_WHAT IS EXPECTED_
Gather every line of the items that contains the string "their", matching case exactly.

○ ○ ○ ○ ○

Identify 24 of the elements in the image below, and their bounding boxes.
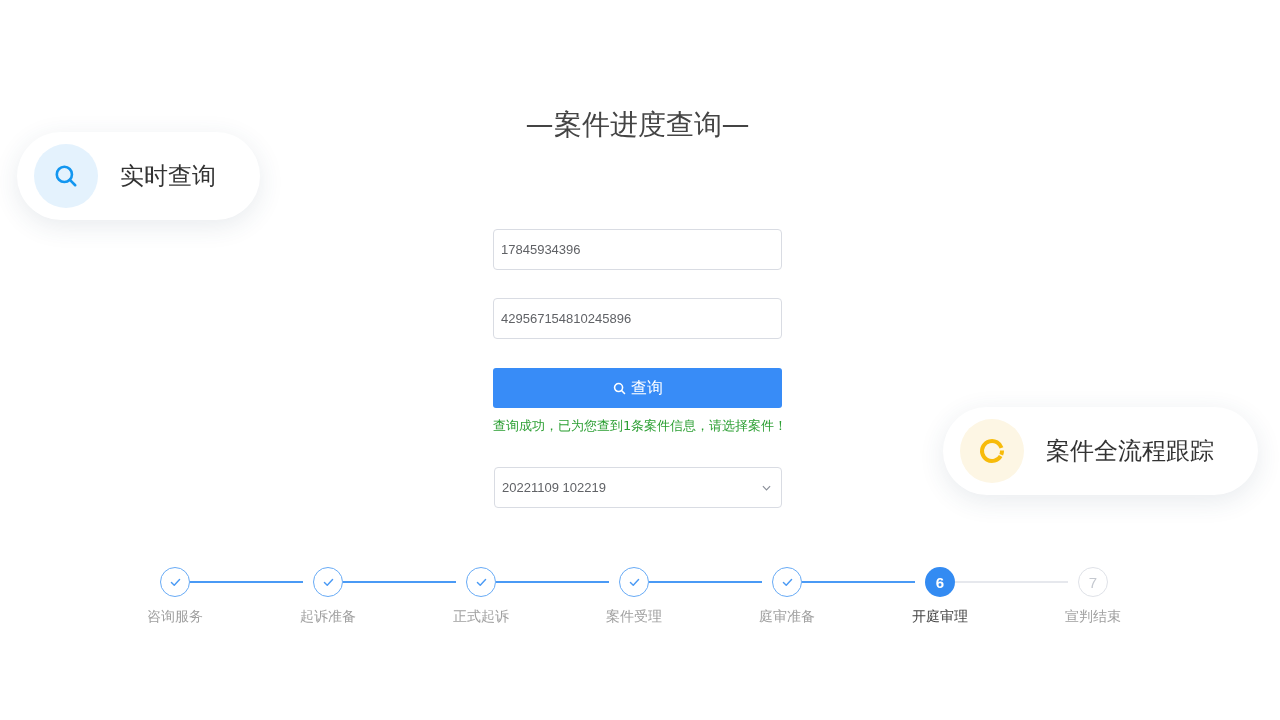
step-label: 咨询服务 bbox=[147, 607, 203, 625]
check-icon bbox=[169, 577, 181, 587]
check-icon bbox=[322, 577, 334, 587]
feature-label: 案件全流程跟踪 bbox=[1046, 436, 1214, 467]
page-title: —案件进度查询— bbox=[525, 109, 750, 141]
status-message: 查询成功，已为您查到1条案件信息，请选择案件！ bbox=[493, 417, 788, 435]
chevron-down-icon bbox=[762, 484, 771, 491]
step-label: 起诉准备 bbox=[300, 607, 356, 625]
search-icon bbox=[612, 381, 626, 395]
feature-label: 实时查询 bbox=[120, 161, 216, 192]
step-label: 开庭审理 bbox=[912, 607, 968, 625]
query-button[interactable]: 查询 bbox=[493, 368, 782, 408]
case-dropdown[interactable]: 20221109 102219 bbox=[494, 467, 782, 508]
check-icon bbox=[628, 577, 640, 587]
step-label: 案件受理 bbox=[606, 607, 662, 625]
input-field[interactable]: 17845934396 bbox=[493, 229, 782, 270]
step-label: 庭审准备 bbox=[759, 607, 815, 625]
check-icon bbox=[781, 577, 793, 587]
check-icon bbox=[475, 577, 487, 587]
input-field[interactable]: 429567154810245896 bbox=[493, 298, 782, 339]
step-indicator: 7 bbox=[1078, 567, 1108, 597]
step-label: 宣判结束 bbox=[1065, 607, 1121, 625]
step-label: 正式起诉 bbox=[453, 607, 509, 625]
step-indicator: 6 bbox=[925, 567, 955, 597]
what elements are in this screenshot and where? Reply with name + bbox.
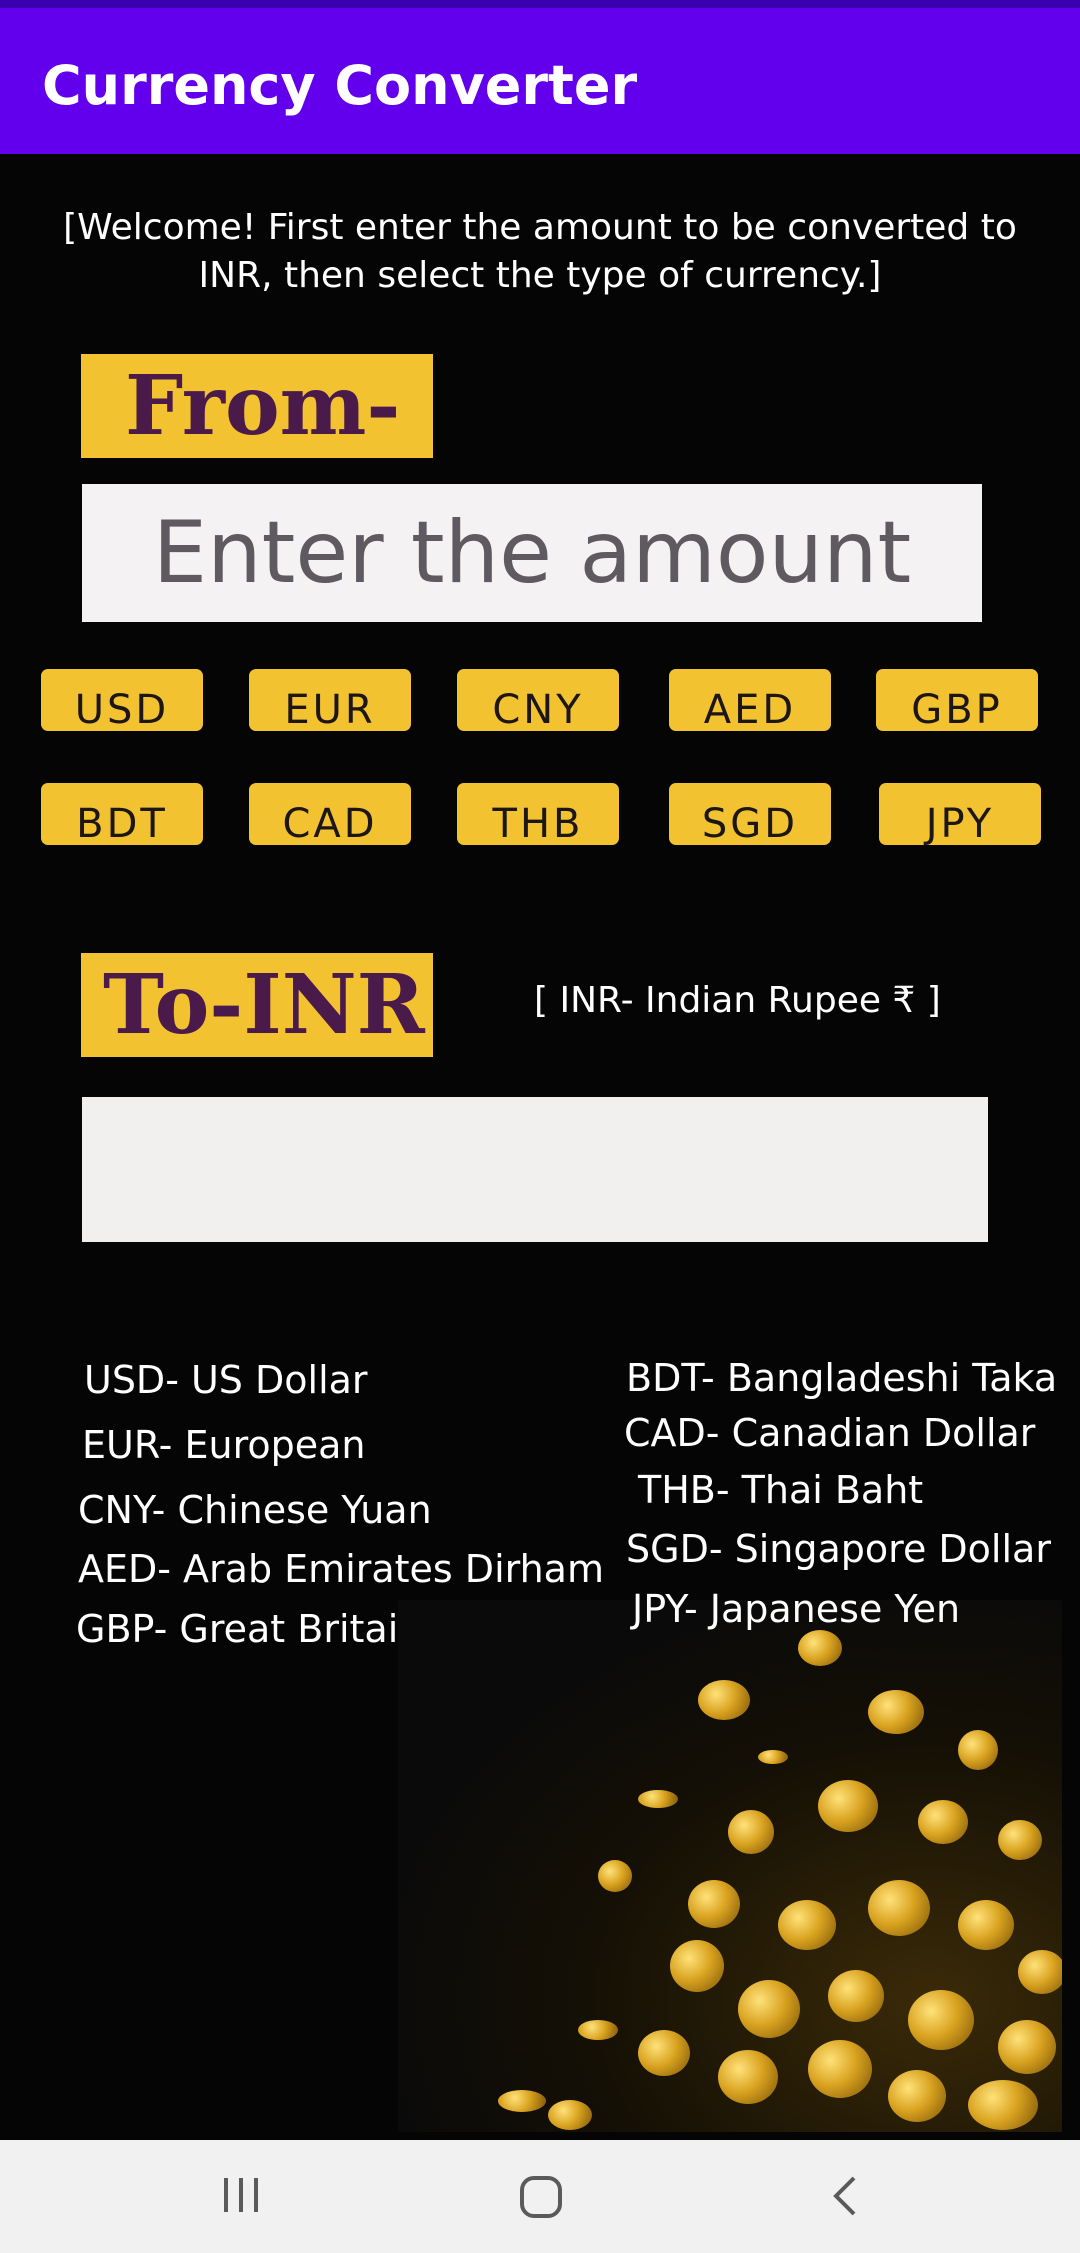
legend-cad: CAD- Canadian Dollar — [624, 1411, 1036, 1455]
bdt-button[interactable]: BDT — [41, 783, 203, 847]
system-nav-bar — [0, 2140, 1080, 2253]
from-label: From- — [81, 354, 433, 458]
amount-input[interactable] — [82, 484, 982, 622]
to-inr-label: To-INR — [81, 953, 433, 1057]
legend-sgd: SGD- Singapore Dollar — [626, 1527, 1051, 1571]
cad-button[interactable]: CAD — [249, 783, 411, 847]
legend-bdt: BDT- Bangladeshi Taka — [626, 1356, 1058, 1400]
aed-button[interactable]: AED — [669, 669, 831, 733]
recent-apps-icon[interactable] — [220, 2174, 262, 2220]
gbp-button[interactable]: GBP — [876, 669, 1038, 733]
cny-button[interactable]: CNY — [457, 669, 619, 733]
back-icon[interactable] — [830, 2174, 860, 2222]
legend-usd: USD- US Dollar — [84, 1358, 368, 1402]
gold-coins-image — [398, 1600, 1062, 2132]
home-icon[interactable] — [518, 2174, 564, 2224]
result-field — [82, 1097, 988, 1242]
app-title: Currency Converter — [42, 54, 638, 117]
inr-note: [ INR- Indian Rupee ₹ ] — [534, 980, 941, 1021]
sgd-button[interactable]: SGD — [669, 783, 831, 847]
legend-aed: AED- Arab Emirates Dirham — [78, 1547, 604, 1591]
jpy-button[interactable]: JPY — [879, 783, 1041, 847]
eur-button[interactable]: EUR — [249, 669, 411, 733]
usd-button[interactable]: USD — [41, 669, 203, 733]
legend-jpy: JPY- Japanese Yen — [632, 1587, 961, 1631]
welcome-message: [Welcome! First enter the amount to be c… — [63, 207, 1017, 296]
legend-eur: EUR- European — [82, 1423, 366, 1467]
legend-thb: THB- Thai Baht — [638, 1468, 924, 1512]
app-bar: Currency Converter — [0, 0, 1080, 154]
legend-cny: CNY- Chinese Yuan — [78, 1488, 432, 1532]
thb-button[interactable]: THB — [457, 783, 619, 847]
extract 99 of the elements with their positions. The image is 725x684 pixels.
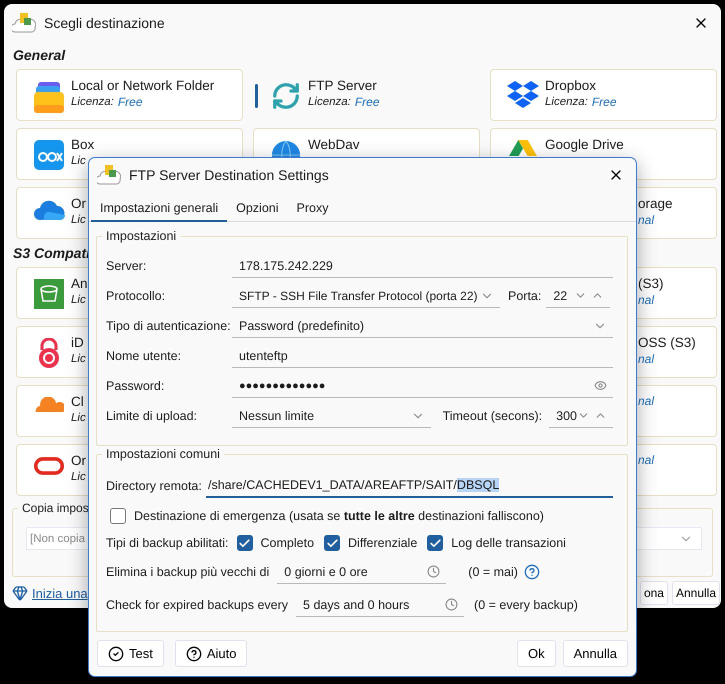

○ ○ ○ ○ ○

_EXERCISE ANSWER_
Identify 24 of the elements in the image below, and their bounding boxes.
extract 99 of the elements with their positions. The image is 725x684 pixels.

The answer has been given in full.